→ **THE EXERCISE**:
Return all lines that include the string "JSON".

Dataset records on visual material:
──────

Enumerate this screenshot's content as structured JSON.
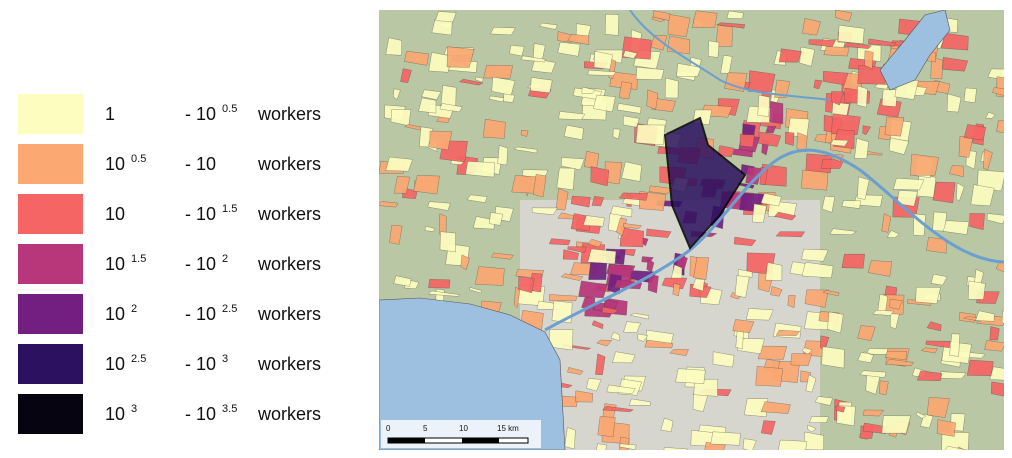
{
  "legend": {
    "items": [
      {
        "color": "#fdfdbf",
        "from": "1",
        "to": "- 10",
        "to_exp": "0.5",
        "unit": "workers"
      },
      {
        "color": "#fba872",
        "from": "10",
        "from_exp": "0.5",
        "to": "- 10",
        "unit": "workers"
      },
      {
        "color": "#f56563",
        "from": "10",
        "to": "- 10",
        "to_exp": "1.5",
        "unit": "workers"
      },
      {
        "color": "#b8367a",
        "from": "10",
        "from_exp": "1.5",
        "to": "- 10",
        "to_exp": "2",
        "unit": "workers"
      },
      {
        "color": "#731f81",
        "from": "10",
        "from_exp": "2",
        "to": "- 10",
        "to_exp": "2.5",
        "unit": "workers"
      },
      {
        "color": "#2b1160",
        "from": "10",
        "from_exp": "2.5",
        "to": "- 10",
        "to_exp": "3",
        "unit": "workers"
      },
      {
        "color": "#050410",
        "from": "10",
        "from_exp": "3",
        "to": "- 10",
        "to_exp": "3.5",
        "unit": "workers"
      }
    ]
  },
  "map": {
    "scale_bar": {
      "labels": [
        "0",
        "5",
        "10",
        "15 km"
      ]
    }
  }
}
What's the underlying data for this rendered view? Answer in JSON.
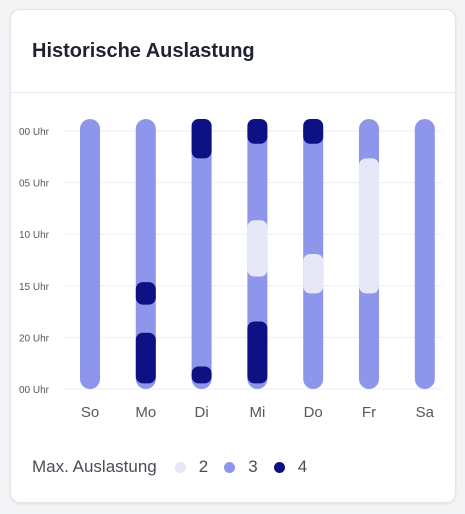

──────

→ **THE SOLUTION**:
Enumerate this screenshot's content as structured JSON.
What's the underlying data for this rendered view? Answer in JSON.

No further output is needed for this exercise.